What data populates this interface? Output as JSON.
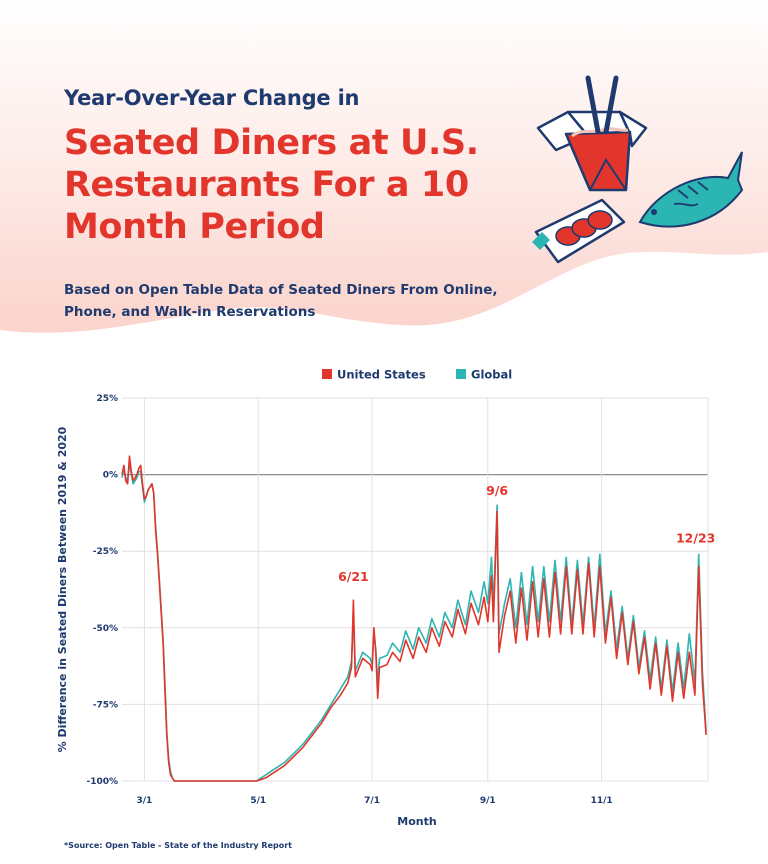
{
  "header": {
    "kicker": "Year-Over-Year Change in",
    "title": "Seated Diners at U.S. Restaurants For a 10 Month Period",
    "subtitle": "Based on Open Table Data of Seated Diners From Online, Phone, and Walk-in Reservations"
  },
  "source": "*Source: Open Table - State of the Industry Report",
  "illustration": {
    "icons": [
      "takeout-box-icon",
      "chopsticks-icon",
      "fish-icon",
      "sushi-plate-icon"
    ]
  },
  "colors": {
    "us": "#e2352b",
    "global": "#2bb5b3",
    "navy": "#1f3a6e",
    "wave": "#fde6e2"
  },
  "chart_data": {
    "type": "line",
    "xlabel": "Month",
    "ylabel": "% Difference in Seated Diners Between 2019 & 2020",
    "x_tick_labels": [
      "3/1",
      "5/1",
      "7/1",
      "9/1",
      "11/1"
    ],
    "y_tick_labels": [
      "25%",
      "0%",
      "-25%",
      "-50%",
      "-75%",
      "-100%"
    ],
    "y_ticks": [
      25,
      0,
      -25,
      -50,
      -75,
      -100
    ],
    "ylim": [
      -100,
      25
    ],
    "x_range": [
      "2020-02-18",
      "2020-12-28"
    ],
    "grid": true,
    "legend_position": "top-center",
    "series": [
      {
        "name": "United States",
        "points": [
          [
            "2020-02-18",
            0
          ],
          [
            "2020-02-19",
            3
          ],
          [
            "2020-02-20",
            -2
          ],
          [
            "2020-02-21",
            -3
          ],
          [
            "2020-02-22",
            6
          ],
          [
            "2020-02-23",
            1
          ],
          [
            "2020-02-24",
            -2
          ],
          [
            "2020-02-25",
            -1
          ],
          [
            "2020-02-26",
            0
          ],
          [
            "2020-02-27",
            2
          ],
          [
            "2020-02-28",
            3
          ],
          [
            "2020-02-29",
            -3
          ],
          [
            "2020-03-01",
            -8
          ],
          [
            "2020-03-02",
            -7
          ],
          [
            "2020-03-03",
            -5
          ],
          [
            "2020-03-04",
            -4
          ],
          [
            "2020-03-05",
            -3
          ],
          [
            "2020-03-06",
            -6
          ],
          [
            "2020-03-07",
            -18
          ],
          [
            "2020-03-08",
            -26
          ],
          [
            "2020-03-09",
            -35
          ],
          [
            "2020-03-10",
            -45
          ],
          [
            "2020-03-11",
            -55
          ],
          [
            "2020-03-12",
            -70
          ],
          [
            "2020-03-13",
            -85
          ],
          [
            "2020-03-14",
            -94
          ],
          [
            "2020-03-15",
            -98
          ],
          [
            "2020-03-16",
            -99
          ],
          [
            "2020-03-17",
            -100
          ],
          [
            "2020-04-30",
            -100
          ],
          [
            "2020-05-05",
            -99
          ],
          [
            "2020-05-10",
            -97
          ],
          [
            "2020-05-15",
            -95
          ],
          [
            "2020-05-20",
            -92
          ],
          [
            "2020-05-25",
            -89
          ],
          [
            "2020-05-30",
            -85
          ],
          [
            "2020-06-04",
            -81
          ],
          [
            "2020-06-09",
            -76
          ],
          [
            "2020-06-14",
            -72
          ],
          [
            "2020-06-18",
            -68
          ],
          [
            "2020-06-20",
            -63
          ],
          [
            "2020-06-21",
            -41
          ],
          [
            "2020-06-22",
            -66
          ],
          [
            "2020-06-26",
            -60
          ],
          [
            "2020-06-30",
            -62
          ],
          [
            "2020-07-01",
            -64
          ],
          [
            "2020-07-02",
            -50
          ],
          [
            "2020-07-03",
            -58
          ],
          [
            "2020-07-04",
            -73
          ],
          [
            "2020-07-05",
            -63
          ],
          [
            "2020-07-09",
            -62
          ],
          [
            "2020-07-12",
            -58
          ],
          [
            "2020-07-16",
            -61
          ],
          [
            "2020-07-19",
            -54
          ],
          [
            "2020-07-23",
            -60
          ],
          [
            "2020-07-26",
            -53
          ],
          [
            "2020-07-30",
            -58
          ],
          [
            "2020-08-02",
            -50
          ],
          [
            "2020-08-06",
            -56
          ],
          [
            "2020-08-09",
            -48
          ],
          [
            "2020-08-13",
            -53
          ],
          [
            "2020-08-16",
            -44
          ],
          [
            "2020-08-20",
            -52
          ],
          [
            "2020-08-23",
            -42
          ],
          [
            "2020-08-27",
            -49
          ],
          [
            "2020-08-30",
            -40
          ],
          [
            "2020-09-01",
            -48
          ],
          [
            "2020-09-03",
            -33
          ],
          [
            "2020-09-04",
            -48
          ],
          [
            "2020-09-06",
            -12
          ],
          [
            "2020-09-07",
            -58
          ],
          [
            "2020-09-10",
            -46
          ],
          [
            "2020-09-13",
            -38
          ],
          [
            "2020-09-16",
            -55
          ],
          [
            "2020-09-19",
            -37
          ],
          [
            "2020-09-22",
            -54
          ],
          [
            "2020-09-25",
            -35
          ],
          [
            "2020-09-28",
            -53
          ],
          [
            "2020-10-01",
            -34
          ],
          [
            "2020-10-04",
            -53
          ],
          [
            "2020-10-07",
            -32
          ],
          [
            "2020-10-10",
            -52
          ],
          [
            "2020-10-13",
            -30
          ],
          [
            "2020-10-16",
            -52
          ],
          [
            "2020-10-19",
            -31
          ],
          [
            "2020-10-22",
            -52
          ],
          [
            "2020-10-25",
            -29
          ],
          [
            "2020-10-28",
            -53
          ],
          [
            "2020-10-31",
            -30
          ],
          [
            "2020-11-03",
            -55
          ],
          [
            "2020-11-06",
            -40
          ],
          [
            "2020-11-09",
            -60
          ],
          [
            "2020-11-12",
            -45
          ],
          [
            "2020-11-15",
            -62
          ],
          [
            "2020-11-18",
            -48
          ],
          [
            "2020-11-21",
            -65
          ],
          [
            "2020-11-24",
            -53
          ],
          [
            "2020-11-27",
            -70
          ],
          [
            "2020-11-30",
            -55
          ],
          [
            "2020-12-03",
            -72
          ],
          [
            "2020-12-06",
            -56
          ],
          [
            "2020-12-09",
            -74
          ],
          [
            "2020-12-12",
            -58
          ],
          [
            "2020-12-15",
            -73
          ],
          [
            "2020-12-18",
            -58
          ],
          [
            "2020-12-21",
            -72
          ],
          [
            "2020-12-23",
            -30
          ],
          [
            "2020-12-25",
            -68
          ],
          [
            "2020-12-27",
            -85
          ]
        ]
      },
      {
        "name": "Global",
        "points": [
          [
            "2020-02-18",
            -1
          ],
          [
            "2020-02-19",
            2
          ],
          [
            "2020-02-20",
            -1
          ],
          [
            "2020-02-21",
            -2
          ],
          [
            "2020-02-22",
            4
          ],
          [
            "2020-02-23",
            0
          ],
          [
            "2020-02-24",
            -3
          ],
          [
            "2020-02-25",
            -2
          ],
          [
            "2020-02-26",
            -1
          ],
          [
            "2020-02-27",
            1
          ],
          [
            "2020-02-28",
            1
          ],
          [
            "2020-02-29",
            -4
          ],
          [
            "2020-03-01",
            -9
          ],
          [
            "2020-03-02",
            -7
          ],
          [
            "2020-03-03",
            -5
          ],
          [
            "2020-03-04",
            -4
          ],
          [
            "2020-03-05",
            -3
          ],
          [
            "2020-03-06",
            -6
          ],
          [
            "2020-03-07",
            -17
          ],
          [
            "2020-03-08",
            -25
          ],
          [
            "2020-03-09",
            -34
          ],
          [
            "2020-03-10",
            -44
          ],
          [
            "2020-03-11",
            -54
          ],
          [
            "2020-03-12",
            -68
          ],
          [
            "2020-03-13",
            -84
          ],
          [
            "2020-03-14",
            -93
          ],
          [
            "2020-03-15",
            -97
          ],
          [
            "2020-03-16",
            -99
          ],
          [
            "2020-03-17",
            -100
          ],
          [
            "2020-04-30",
            -100
          ],
          [
            "2020-05-05",
            -98
          ],
          [
            "2020-05-10",
            -96
          ],
          [
            "2020-05-15",
            -94
          ],
          [
            "2020-05-20",
            -91
          ],
          [
            "2020-05-25",
            -88
          ],
          [
            "2020-05-30",
            -84
          ],
          [
            "2020-06-04",
            -80
          ],
          [
            "2020-06-09",
            -75
          ],
          [
            "2020-06-14",
            -70
          ],
          [
            "2020-06-18",
            -66
          ],
          [
            "2020-06-20",
            -61
          ],
          [
            "2020-06-21",
            -46
          ],
          [
            "2020-06-22",
            -64
          ],
          [
            "2020-06-26",
            -58
          ],
          [
            "2020-06-30",
            -60
          ],
          [
            "2020-07-01",
            -62
          ],
          [
            "2020-07-02",
            -52
          ],
          [
            "2020-07-03",
            -57
          ],
          [
            "2020-07-04",
            -68
          ],
          [
            "2020-07-05",
            -60
          ],
          [
            "2020-07-09",
            -59
          ],
          [
            "2020-07-12",
            -55
          ],
          [
            "2020-07-16",
            -58
          ],
          [
            "2020-07-19",
            -51
          ],
          [
            "2020-07-23",
            -57
          ],
          [
            "2020-07-26",
            -50
          ],
          [
            "2020-07-30",
            -55
          ],
          [
            "2020-08-02",
            -47
          ],
          [
            "2020-08-06",
            -53
          ],
          [
            "2020-08-09",
            -45
          ],
          [
            "2020-08-13",
            -50
          ],
          [
            "2020-08-16",
            -41
          ],
          [
            "2020-08-20",
            -49
          ],
          [
            "2020-08-23",
            -38
          ],
          [
            "2020-08-27",
            -45
          ],
          [
            "2020-08-30",
            -35
          ],
          [
            "2020-09-01",
            -42
          ],
          [
            "2020-09-03",
            -27
          ],
          [
            "2020-09-04",
            -43
          ],
          [
            "2020-09-06",
            -10
          ],
          [
            "2020-09-07",
            -52
          ],
          [
            "2020-09-10",
            -42
          ],
          [
            "2020-09-13",
            -34
          ],
          [
            "2020-09-16",
            -50
          ],
          [
            "2020-09-19",
            -32
          ],
          [
            "2020-09-22",
            -49
          ],
          [
            "2020-09-25",
            -30
          ],
          [
            "2020-09-28",
            -48
          ],
          [
            "2020-10-01",
            -30
          ],
          [
            "2020-10-04",
            -48
          ],
          [
            "2020-10-07",
            -28
          ],
          [
            "2020-10-10",
            -48
          ],
          [
            "2020-10-13",
            -27
          ],
          [
            "2020-10-16",
            -49
          ],
          [
            "2020-10-19",
            -28
          ],
          [
            "2020-10-22",
            -49
          ],
          [
            "2020-10-25",
            -27
          ],
          [
            "2020-10-28",
            -50
          ],
          [
            "2020-10-31",
            -26
          ],
          [
            "2020-11-03",
            -52
          ],
          [
            "2020-11-06",
            -38
          ],
          [
            "2020-11-09",
            -57
          ],
          [
            "2020-11-12",
            -43
          ],
          [
            "2020-11-15",
            -60
          ],
          [
            "2020-11-18",
            -46
          ],
          [
            "2020-11-21",
            -63
          ],
          [
            "2020-11-24",
            -51
          ],
          [
            "2020-11-27",
            -67
          ],
          [
            "2020-11-30",
            -53
          ],
          [
            "2020-12-03",
            -70
          ],
          [
            "2020-12-06",
            -54
          ],
          [
            "2020-12-09",
            -71
          ],
          [
            "2020-12-12",
            -55
          ],
          [
            "2020-12-15",
            -70
          ],
          [
            "2020-12-18",
            -52
          ],
          [
            "2020-12-21",
            -68
          ],
          [
            "2020-12-23",
            -26
          ],
          [
            "2020-12-25",
            -64
          ],
          [
            "2020-12-27",
            -84
          ]
        ]
      }
    ],
    "annotations": [
      {
        "label": "6/21",
        "x": "2020-06-21",
        "y": -41
      },
      {
        "label": "9/6",
        "x": "2020-09-06",
        "y": -10
      },
      {
        "label": "12/23",
        "x": "2020-12-23",
        "y": -26
      }
    ]
  }
}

----------

Short task — Show all lines from the records above where the word "Diners" occurs.

Completed exercise —
    "title": "Seated Diners at U.S. Restaurants For a 10 Month Period",
    "subtitle": "Based on Open Table Data of Seated Diners From Online, Phone, and Walk-in Reservations"
    "ylabel": "% Difference in Seated Diners Between 2019 & 2020",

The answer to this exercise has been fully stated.